§ **PROBLEM REQUIREMENTS**: Restate the entries word for word, omitting nothing.

Records about charts and figures:
## Begin

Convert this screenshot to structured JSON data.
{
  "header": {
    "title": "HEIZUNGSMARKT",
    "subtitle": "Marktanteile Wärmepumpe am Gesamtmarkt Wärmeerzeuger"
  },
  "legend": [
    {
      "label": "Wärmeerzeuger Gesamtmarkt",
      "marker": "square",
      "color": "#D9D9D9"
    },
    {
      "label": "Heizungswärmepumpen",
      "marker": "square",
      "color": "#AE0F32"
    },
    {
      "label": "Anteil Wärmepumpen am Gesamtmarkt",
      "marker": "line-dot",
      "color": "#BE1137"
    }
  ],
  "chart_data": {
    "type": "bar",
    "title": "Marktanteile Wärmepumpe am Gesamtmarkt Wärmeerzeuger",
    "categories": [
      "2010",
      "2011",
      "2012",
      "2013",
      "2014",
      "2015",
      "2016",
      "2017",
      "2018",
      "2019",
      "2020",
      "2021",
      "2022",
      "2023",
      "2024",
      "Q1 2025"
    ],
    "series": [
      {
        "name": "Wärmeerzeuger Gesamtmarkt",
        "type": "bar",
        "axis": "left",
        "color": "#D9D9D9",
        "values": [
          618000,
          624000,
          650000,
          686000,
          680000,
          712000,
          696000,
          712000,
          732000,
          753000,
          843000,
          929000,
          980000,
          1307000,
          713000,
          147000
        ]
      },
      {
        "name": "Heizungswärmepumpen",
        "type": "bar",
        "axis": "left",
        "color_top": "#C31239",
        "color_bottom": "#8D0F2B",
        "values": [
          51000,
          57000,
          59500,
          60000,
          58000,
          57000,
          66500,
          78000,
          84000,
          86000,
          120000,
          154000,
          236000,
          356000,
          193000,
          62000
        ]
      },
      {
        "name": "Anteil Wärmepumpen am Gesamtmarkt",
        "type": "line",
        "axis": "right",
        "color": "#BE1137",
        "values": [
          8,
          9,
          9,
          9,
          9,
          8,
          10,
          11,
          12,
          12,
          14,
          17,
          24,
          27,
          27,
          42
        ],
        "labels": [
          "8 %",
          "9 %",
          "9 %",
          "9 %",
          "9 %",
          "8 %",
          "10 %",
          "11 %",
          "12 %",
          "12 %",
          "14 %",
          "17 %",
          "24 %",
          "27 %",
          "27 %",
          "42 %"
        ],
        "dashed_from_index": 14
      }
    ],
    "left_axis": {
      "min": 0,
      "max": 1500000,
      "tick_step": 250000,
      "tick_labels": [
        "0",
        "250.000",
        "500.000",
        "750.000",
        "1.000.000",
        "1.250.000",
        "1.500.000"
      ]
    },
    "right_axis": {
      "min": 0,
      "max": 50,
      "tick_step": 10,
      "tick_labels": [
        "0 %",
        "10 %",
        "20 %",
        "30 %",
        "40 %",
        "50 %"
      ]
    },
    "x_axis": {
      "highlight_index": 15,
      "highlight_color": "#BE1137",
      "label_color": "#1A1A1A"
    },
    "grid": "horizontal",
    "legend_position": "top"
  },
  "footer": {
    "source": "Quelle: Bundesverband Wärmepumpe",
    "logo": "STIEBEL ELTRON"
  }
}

## End

§ **ANSWER TO THE TASK**:
Convert this screenshot to structured JSON data.
{
  "header": {
    "title": "HEIZUNGSMARKT",
    "subtitle": "Marktanteile Wärmepumpe am Gesamtmarkt Wärmeerzeuger"
  },
  "legend": [
    {
      "label": "Wärmeerzeuger Gesamtmarkt",
      "marker": "square",
      "color": "#D9D9D9"
    },
    {
      "label": "Heizungswärmepumpen",
      "marker": "square",
      "color": "#AE0F32"
    },
    {
      "label": "Anteil Wärmepumpen am Gesamtmarkt",
      "marker": "line-dot",
      "color": "#BE1137"
    }
  ],
  "chart_data": {
    "type": "bar",
    "title": "Marktanteile Wärmepumpe am Gesamtmarkt Wärmeerzeuger",
    "categories": [
      "2010",
      "2011",
      "2012",
      "2013",
      "2014",
      "2015",
      "2016",
      "2017",
      "2018",
      "2019",
      "2020",
      "2021",
      "2022",
      "2023",
      "2024",
      "Q1 2025"
    ],
    "series": [
      {
        "name": "Wärmeerzeuger Gesamtmarkt",
        "type": "bar",
        "axis": "left",
        "color": "#D9D9D9",
        "values": [
          618000,
          624000,
          650000,
          686000,
          680000,
          712000,
          696000,
          712000,
          732000,
          753000,
          843000,
          929000,
          980000,
          1307000,
          713000,
          147000
        ]
      },
      {
        "name": "Heizungswärmepumpen",
        "type": "bar",
        "axis": "left",
        "color_top": "#C31239",
        "color_bottom": "#8D0F2B",
        "values": [
          51000,
          57000,
          59500,
          60000,
          58000,
          57000,
          66500,
          78000,
          84000,
          86000,
          120000,
          154000,
          236000,
          356000,
          193000,
          62000
        ]
      },
      {
        "name": "Anteil Wärmepumpen am Gesamtmarkt",
        "type": "line",
        "axis": "right",
        "color": "#BE1137",
        "values": [
          8,
          9,
          9,
          9,
          9,
          8,
          10,
          11,
          12,
          12,
          14,
          17,
          24,
          27,
          27,
          42
        ],
        "labels": [
          "8 %",
          "9 %",
          "9 %",
          "9 %",
          "9 %",
          "8 %",
          "10 %",
          "11 %",
          "12 %",
          "12 %",
          "14 %",
          "17 %",
          "24 %",
          "27 %",
          "27 %",
          "42 %"
        ],
        "dashed_from_index": 14
      }
    ],
    "left_axis": {
      "min": 0,
      "max": 1500000,
      "tick_step": 250000,
      "tick_labels": [
        "0",
        "250.000",
        "500.000",
        "750.000",
        "1.000.000",
        "1.250.000",
        "1.500.000"
      ]
    },
    "right_axis": {
      "min": 0,
      "max": 50,
      "tick_step": 10,
      "tick_labels": [
        "0 %",
        "10 %",
        "20 %",
        "30 %",
        "40 %",
        "50 %"
      ]
    },
    "x_axis": {
      "highlight_index": 15,
      "highlight_color": "#BE1137",
      "label_color": "#1A1A1A"
    },
    "grid": "horizontal",
    "legend_position": "top"
  },
  "footer": {
    "source": "Quelle: Bundesverband Wärmepumpe",
    "logo": "STIEBEL ELTRON"
  }
}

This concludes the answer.